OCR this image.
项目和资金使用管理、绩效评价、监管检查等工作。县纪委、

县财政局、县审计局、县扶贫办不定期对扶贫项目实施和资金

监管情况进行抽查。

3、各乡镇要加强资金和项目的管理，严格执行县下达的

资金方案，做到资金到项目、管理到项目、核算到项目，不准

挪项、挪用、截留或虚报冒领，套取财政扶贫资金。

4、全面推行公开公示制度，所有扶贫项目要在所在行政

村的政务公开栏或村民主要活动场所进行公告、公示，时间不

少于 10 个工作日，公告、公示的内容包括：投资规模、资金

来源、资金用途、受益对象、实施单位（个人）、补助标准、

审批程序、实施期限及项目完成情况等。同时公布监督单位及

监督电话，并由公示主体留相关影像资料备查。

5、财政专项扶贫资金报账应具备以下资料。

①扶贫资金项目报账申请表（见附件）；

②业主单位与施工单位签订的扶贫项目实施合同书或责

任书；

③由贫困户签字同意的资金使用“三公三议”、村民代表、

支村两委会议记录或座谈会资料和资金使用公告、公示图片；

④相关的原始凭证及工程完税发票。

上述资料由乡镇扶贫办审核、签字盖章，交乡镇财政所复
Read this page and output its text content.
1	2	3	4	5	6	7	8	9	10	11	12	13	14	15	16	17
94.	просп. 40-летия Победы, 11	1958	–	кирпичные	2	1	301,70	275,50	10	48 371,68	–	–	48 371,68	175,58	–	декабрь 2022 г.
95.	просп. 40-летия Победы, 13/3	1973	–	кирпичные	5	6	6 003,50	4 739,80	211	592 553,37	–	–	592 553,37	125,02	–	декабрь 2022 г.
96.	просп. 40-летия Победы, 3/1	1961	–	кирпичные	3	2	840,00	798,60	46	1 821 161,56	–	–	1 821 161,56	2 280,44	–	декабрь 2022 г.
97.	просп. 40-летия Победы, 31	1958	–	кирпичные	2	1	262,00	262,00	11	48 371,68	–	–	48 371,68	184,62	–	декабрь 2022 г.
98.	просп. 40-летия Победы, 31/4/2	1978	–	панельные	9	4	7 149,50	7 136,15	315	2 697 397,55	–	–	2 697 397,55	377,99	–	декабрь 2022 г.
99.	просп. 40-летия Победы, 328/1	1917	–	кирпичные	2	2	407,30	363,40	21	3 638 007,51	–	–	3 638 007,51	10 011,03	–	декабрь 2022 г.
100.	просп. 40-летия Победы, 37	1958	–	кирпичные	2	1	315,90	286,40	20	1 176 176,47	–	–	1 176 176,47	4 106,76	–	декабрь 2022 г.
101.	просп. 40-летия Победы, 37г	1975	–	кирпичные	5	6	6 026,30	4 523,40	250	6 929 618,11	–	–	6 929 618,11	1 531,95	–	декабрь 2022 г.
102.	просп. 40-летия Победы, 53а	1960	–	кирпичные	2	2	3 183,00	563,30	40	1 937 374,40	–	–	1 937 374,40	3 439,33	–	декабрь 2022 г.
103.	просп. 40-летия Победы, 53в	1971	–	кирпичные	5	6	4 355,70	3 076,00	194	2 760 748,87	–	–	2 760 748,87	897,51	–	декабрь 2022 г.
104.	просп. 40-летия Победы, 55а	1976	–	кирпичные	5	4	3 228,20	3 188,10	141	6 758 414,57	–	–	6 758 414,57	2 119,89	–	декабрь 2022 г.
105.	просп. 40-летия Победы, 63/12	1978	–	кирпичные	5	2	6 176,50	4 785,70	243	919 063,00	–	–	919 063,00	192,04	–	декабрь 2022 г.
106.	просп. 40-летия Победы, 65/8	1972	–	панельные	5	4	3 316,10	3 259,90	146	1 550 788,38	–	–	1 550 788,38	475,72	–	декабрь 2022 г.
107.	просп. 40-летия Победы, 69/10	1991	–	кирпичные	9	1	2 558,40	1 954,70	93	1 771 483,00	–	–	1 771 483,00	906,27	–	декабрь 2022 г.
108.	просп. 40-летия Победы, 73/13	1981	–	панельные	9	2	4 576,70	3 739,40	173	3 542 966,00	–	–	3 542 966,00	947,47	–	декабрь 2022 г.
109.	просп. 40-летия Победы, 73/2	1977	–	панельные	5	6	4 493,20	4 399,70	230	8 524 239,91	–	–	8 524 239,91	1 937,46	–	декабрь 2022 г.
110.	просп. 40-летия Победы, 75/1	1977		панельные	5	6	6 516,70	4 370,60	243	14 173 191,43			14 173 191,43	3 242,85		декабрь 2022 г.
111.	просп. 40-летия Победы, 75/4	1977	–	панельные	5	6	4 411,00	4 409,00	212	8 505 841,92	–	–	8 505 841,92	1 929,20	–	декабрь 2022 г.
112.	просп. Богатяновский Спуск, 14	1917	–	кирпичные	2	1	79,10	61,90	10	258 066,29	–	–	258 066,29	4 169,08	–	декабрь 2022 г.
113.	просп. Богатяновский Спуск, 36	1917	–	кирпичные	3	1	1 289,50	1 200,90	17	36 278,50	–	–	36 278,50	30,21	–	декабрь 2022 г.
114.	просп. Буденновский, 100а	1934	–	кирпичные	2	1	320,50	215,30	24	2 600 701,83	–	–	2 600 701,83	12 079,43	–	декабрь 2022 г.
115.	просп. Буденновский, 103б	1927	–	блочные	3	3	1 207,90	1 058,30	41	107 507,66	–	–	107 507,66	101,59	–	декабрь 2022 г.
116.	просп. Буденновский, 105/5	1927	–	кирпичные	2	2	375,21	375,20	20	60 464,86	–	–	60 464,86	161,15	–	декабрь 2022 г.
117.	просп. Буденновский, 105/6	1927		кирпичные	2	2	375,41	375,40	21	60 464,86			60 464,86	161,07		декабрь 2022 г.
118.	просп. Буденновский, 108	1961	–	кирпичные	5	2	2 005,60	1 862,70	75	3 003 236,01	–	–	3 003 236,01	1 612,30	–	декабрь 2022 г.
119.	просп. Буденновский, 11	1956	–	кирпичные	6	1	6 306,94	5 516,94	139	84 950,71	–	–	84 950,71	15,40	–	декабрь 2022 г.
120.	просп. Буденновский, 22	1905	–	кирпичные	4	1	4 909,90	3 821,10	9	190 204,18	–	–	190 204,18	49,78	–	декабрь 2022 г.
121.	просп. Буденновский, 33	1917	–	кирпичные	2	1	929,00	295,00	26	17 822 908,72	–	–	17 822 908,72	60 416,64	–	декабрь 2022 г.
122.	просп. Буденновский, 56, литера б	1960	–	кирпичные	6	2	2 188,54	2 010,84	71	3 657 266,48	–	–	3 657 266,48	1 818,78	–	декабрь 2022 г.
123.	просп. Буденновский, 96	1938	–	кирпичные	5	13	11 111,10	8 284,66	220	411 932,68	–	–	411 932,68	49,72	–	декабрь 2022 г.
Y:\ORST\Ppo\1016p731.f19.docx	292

**Written instruction:** Please return the data above exactly as given.

**Solution for this problem:**
OCR this image.
项目和资金使用管理、绩效评价、监管检查等工作。县纪委、

县财政局、县审计局、县扶贫办不定期对扶贫项目实施和资金

监管情况进行抽查。

3、各乡镇要加强资金和项目的管理，严格执行县下达的

资金方案，做到资金到项目、管理到项目、核算到项目，不准

挪项、挪用、截留或虚报冒领，套取财政扶贫资金。

4、全面推行公开公示制度，所有扶贫项目要在所在行政

村的政务公开栏或村民主要活动场所进行公告、公示，时间不

少于 10 个工作日，公告、公示的内容包括：投资规模、资金

来源、资金用途、受益对象、实施单位（个人）、补助标准、

审批程序、实施期限及项目完成情况等。同时公布监督单位及

监督电话，并由公示主体留相关影像资料备查。

5、财政专项扶贫资金报账应具备以下资料。

①扶贫资金项目报账申请表（见附件）；

②业主单位与施工单位签订的扶贫项目实施合同书或责

任书；

③由贫困户签字同意的资金使用“三公三议”、村民代表、

支村两委会议记录或座谈会资料和资金使用公告、公示图片；

④相关的原始凭证及工程完税发票。

上述资料由乡镇扶贫办审核、签字盖章，交乡镇财政所复
Read this page and output its text content.
1	2	3	4	5	6	7	8	9	10	11	12	13	14	15	16	17
94.	просп. 40-летия Победы, 11	1958	–	кирпичные	2	1	301,70	275,50	10	48 371,68	–	–	48 371,68	175,58	–	декабрь 2022 г.
95.	просп. 40-летия Победы, 13/3	1973	–	кирпичные	5	6	6 003,50	4 739,80	211	592 553,37	–	–	592 553,37	125,02	–	декабрь 2022 г.
96.	просп. 40-летия Победы, 3/1	1961	–	кирпичные	3	2	840,00	798,60	46	1 821 161,56	–	–	1 821 161,56	2 280,44	–	декабрь 2022 г.
97.	просп. 40-летия Победы, 31	1958	–	кирпичные	2	1	262,00	262,00	11	48 371,68	–	–	48 371,68	184,62	–	декабрь 2022 г.
98.	просп. 40-летия Победы, 31/4/2	1978	–	панельные	9	4	7 149,50	7 136,15	315	2 697 397,55	–	–	2 697 397,55	377,99	–	декабрь 2022 г.
99.	просп. 40-летия Победы, 328/1	1917	–	кирпичные	2	2	407,30	363,40	21	3 638 007,51	–	–	3 638 007,51	10 011,03	–	декабрь 2022 г.
100.	просп. 40-летия Победы, 37	1958	–	кирпичные	2	1	315,90	286,40	20	1 176 176,47	–	–	1 176 176,47	4 106,76	–	декабрь 2022 г.
101.	просп. 40-летия Победы, 37г	1975	–	кирпичные	5	6	6 026,30	4 523,40	250	6 929 618,11	–	–	6 929 618,11	1 531,95	–	декабрь 2022 г.
102.	просп. 40-летия Победы, 53а	1960	–	кирпичные	2	2	3 183,00	563,30	40	1 937 374,40	–	–	1 937 374,40	3 439,33	–	декабрь 2022 г.
103.	просп. 40-летия Победы, 53в	1971	–	кирпичные	5	6	4 355,70	3 076,00	194	2 760 748,87	–	–	2 760 748,87	897,51	–	декабрь 2022 г.
104.	просп. 40-летия Победы, 55а	1976	–	кирпичные	5	4	3 228,20	3 188,10	141	6 758 414,57	–	–	6 758 414,57	2 119,89	–	декабрь 2022 г.
105.	просп. 40-летия Победы, 63/12	1978	–	кирпичные	5	2	6 176,50	4 785,70	243	919 063,00	–	–	919 063,00	192,04	–	декабрь 2022 г.
106.	просп. 40-летия Победы, 65/8	1972	–	панельные	5	4	3 316,10	3 259,90	146	1 550 788,38	–	–	1 550 788,38	475,72	–	декабрь 2022 г.
107.	просп. 40-летия Победы, 69/10	1991	–	кирпичные	9	1	2 558,40	1 954,70	93	1 771 483,00	–	–	1 771 483,00	906,27	–	декабрь 2022 г.
108.	просп. 40-летия Победы, 73/13	1981	–	панельные	9	2	4 576,70	3 739,40	173	3 542 966,00	–	–	3 542 966,00	947,47	–	декабрь 2022 г.
109.	просп. 40-летия Победы, 73/2	1977	–	панельные	5	6	4 493,20	4 399,70	230	8 524 239,91	–	–	8 524 239,91	1 937,46	–	декабрь 2022 г.
110.	просп. 40-летия Победы, 75/1	1977		панельные	5	6	6 516,70	4 370,60	243	14 173 191,43			14 173 191,43	3 242,85		декабрь 2022 г.
111.	просп. 40-летия Победы, 75/4	1977	–	панельные	5	6	4 411,00	4 409,00	212	8 505 841,92	–	–	8 505 841,92	1 929,20	–	декабрь 2022 г.
112.	просп. Богатяновский Спуск, 14	1917	–	кирпичные	2	1	79,10	61,90	10	258 066,29	–	–	258 066,29	4 169,08	–	декабрь 2022 г.
113.	просп. Богатяновский Спуск, 36	1917	–	кирпичные	3	1	1 289,50	1 200,90	17	36 278,50	–	–	36 278,50	30,21	–	декабрь 2022 г.
114.	просп. Буденновский, 100а	1934	–	кирпичные	2	1	320,50	215,30	24	2 600 701,83	–	–	2 600 701,83	12 079,43	–	декабрь 2022 г.
115.	просп. Буденновский, 103б	1927	–	блочные	3	3	1 207,90	1 058,30	41	107 507,66	–	–	107 507,66	101,59	–	декабрь 2022 г.
116.	просп. Буденновский, 105/5	1927	–	кирпичные	2	2	375,21	375,20	20	60 464,86	–	–	60 464,86	161,15	–	декабрь 2022 г.
117.	просп. Буденновский, 105/6	1927		кирпичные	2	2	375,41	375,40	21	60 464,86			60 464,86	161,07		декабрь 2022 г.
118.	просп. Буденновский, 108	1961	–	кирпичные	5	2	2 005,60	1 862,70	75	3 003 236,01	–	–	3 003 236,01	1 612,30	–	декабрь 2022 г.
119.	просп. Буденновский, 11	1956	–	кирпичные	6	1	6 306,94	5 516,94	139	84 950,71	–	–	84 950,71	15,40	–	декабрь 2022 г.
120.	просп. Буденновский, 22	1905	–	кирпичные	4	1	4 909,90	3 821,10	9	190 204,18	–	–	190 204,18	49,78	–	декабрь 2022 г.
121.	просп. Буденновский, 33	1917	–	кирпичные	2	1	929,00	295,00	26	17 822 908,72	–	–	17 822 908,72	60 416,64	–	декабрь 2022 г.
122.	просп. Буденновский, 56, литера б	1960	–	кирпичные	6	2	2 188,54	2 010,84	71	3 657 266,48	–	–	3 657 266,48	1 818,78	–	декабрь 2022 г.
123.	просп. Буденновский, 96	1938	–	кирпичные	5	13	11 111,10	8 284,66	220	411 932,68	–	–	411 932,68	49,72	–	декабрь 2022 г.
Y:\ORST\Ppo\1016p731.f19.docx	292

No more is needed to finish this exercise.